[Input data]
■ ■ ■
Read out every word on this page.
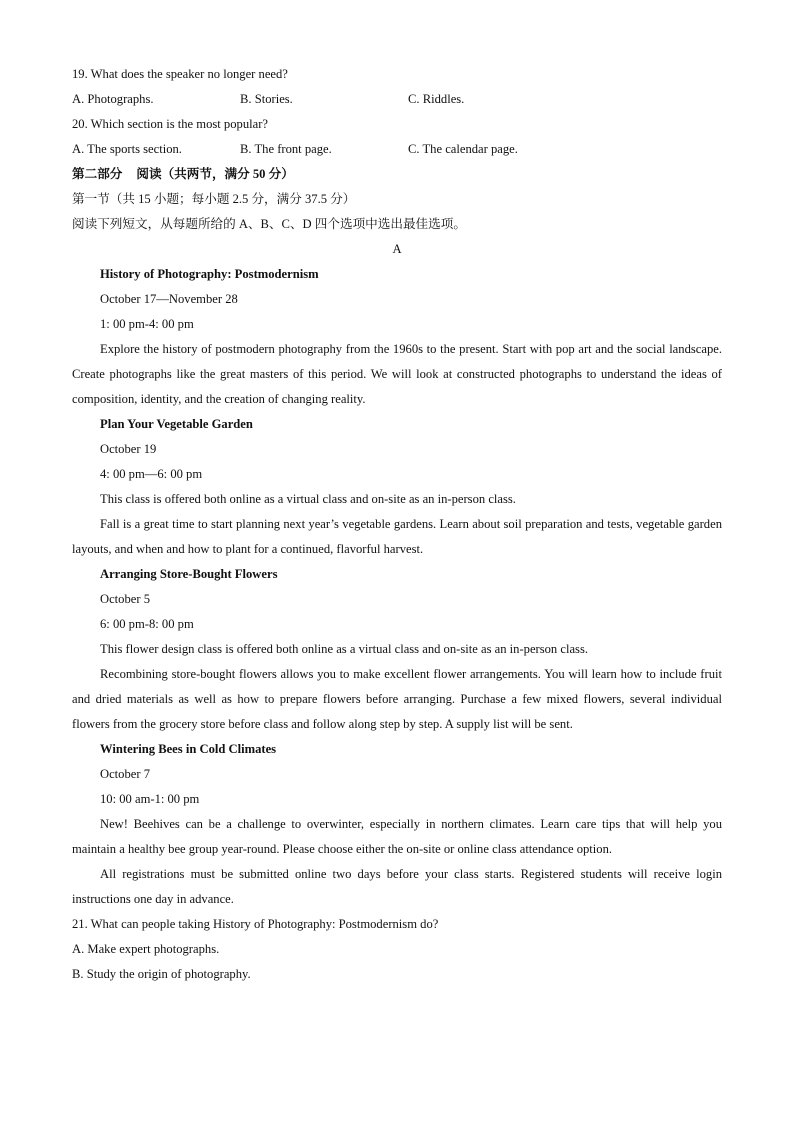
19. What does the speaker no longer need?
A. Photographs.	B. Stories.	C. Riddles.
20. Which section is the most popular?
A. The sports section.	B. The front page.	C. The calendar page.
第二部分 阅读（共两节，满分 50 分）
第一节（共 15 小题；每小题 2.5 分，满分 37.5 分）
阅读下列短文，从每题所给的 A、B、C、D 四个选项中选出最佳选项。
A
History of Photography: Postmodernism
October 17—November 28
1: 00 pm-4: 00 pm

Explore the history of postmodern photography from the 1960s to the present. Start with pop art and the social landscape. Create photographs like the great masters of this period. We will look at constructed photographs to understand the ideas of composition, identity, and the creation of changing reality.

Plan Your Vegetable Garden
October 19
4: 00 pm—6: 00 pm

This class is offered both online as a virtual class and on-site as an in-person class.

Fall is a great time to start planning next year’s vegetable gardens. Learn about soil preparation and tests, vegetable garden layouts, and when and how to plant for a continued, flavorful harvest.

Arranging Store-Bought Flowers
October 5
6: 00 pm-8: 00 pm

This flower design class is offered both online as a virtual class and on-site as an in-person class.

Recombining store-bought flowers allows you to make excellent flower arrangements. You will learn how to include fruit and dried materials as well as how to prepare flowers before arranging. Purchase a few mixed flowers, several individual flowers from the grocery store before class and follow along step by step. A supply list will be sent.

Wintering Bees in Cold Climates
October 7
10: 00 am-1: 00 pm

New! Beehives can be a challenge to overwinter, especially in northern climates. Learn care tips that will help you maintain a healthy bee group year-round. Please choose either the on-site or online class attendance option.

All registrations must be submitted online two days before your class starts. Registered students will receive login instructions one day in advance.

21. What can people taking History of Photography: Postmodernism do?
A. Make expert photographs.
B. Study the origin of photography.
■ ■ ■
[Your goal]
Print each entry shown above with exact wording and no pictures.

[Answer to the task]
Read out every word on this page.
19. What does the speaker no longer need?
A. Photographs.	B. Stories.	C. Riddles.
20. Which section is the most popular?
A. The sports section.	B. The front page.	C. The calendar page.
第二部分 阅读（共两节，满分 50 分）
第一节（共 15 小题；每小题 2.5 分，满分 37.5 分）
阅读下列短文，从每题所给的 A、B、C、D 四个选项中选出最佳选项。
A
History of Photography: Postmodernism
October 17—November 28
1: 00 pm-4: 00 pm

Explore the history of postmodern photography from the 1960s to the present. Start with pop art and the social landscape. Create photographs like the great masters of this period. We will look at constructed photographs to understand the ideas of composition, identity, and the creation of changing reality.

Plan Your Vegetable Garden
October 19
4: 00 pm—6: 00 pm

This class is offered both online as a virtual class and on-site as an in-person class.

Fall is a great time to start planning next year’s vegetable gardens. Learn about soil preparation and tests, vegetable garden layouts, and when and how to plant for a continued, flavorful harvest.

Arranging Store-Bought Flowers
October 5
6: 00 pm-8: 00 pm

This flower design class is offered both online as a virtual class and on-site as an in-person class.

Recombining store-bought flowers allows you to make excellent flower arrangements. You will learn how to include fruit and dried materials as well as how to prepare flowers before arranging. Purchase a few mixed flowers, several individual flowers from the grocery store before class and follow along step by step. A supply list will be sent.

Wintering Bees in Cold Climates
October 7
10: 00 am-1: 00 pm

New! Beehives can be a challenge to overwinter, especially in northern climates. Learn care tips that will help you maintain a healthy bee group year-round. Please choose either the on-site or online class attendance option.

All registrations must be submitted online two days before your class starts. Registered students will receive login instructions one day in advance.

21. What can people taking History of Photography: Postmodernism do?
A. Make expert photographs.
B. Study the origin of photography.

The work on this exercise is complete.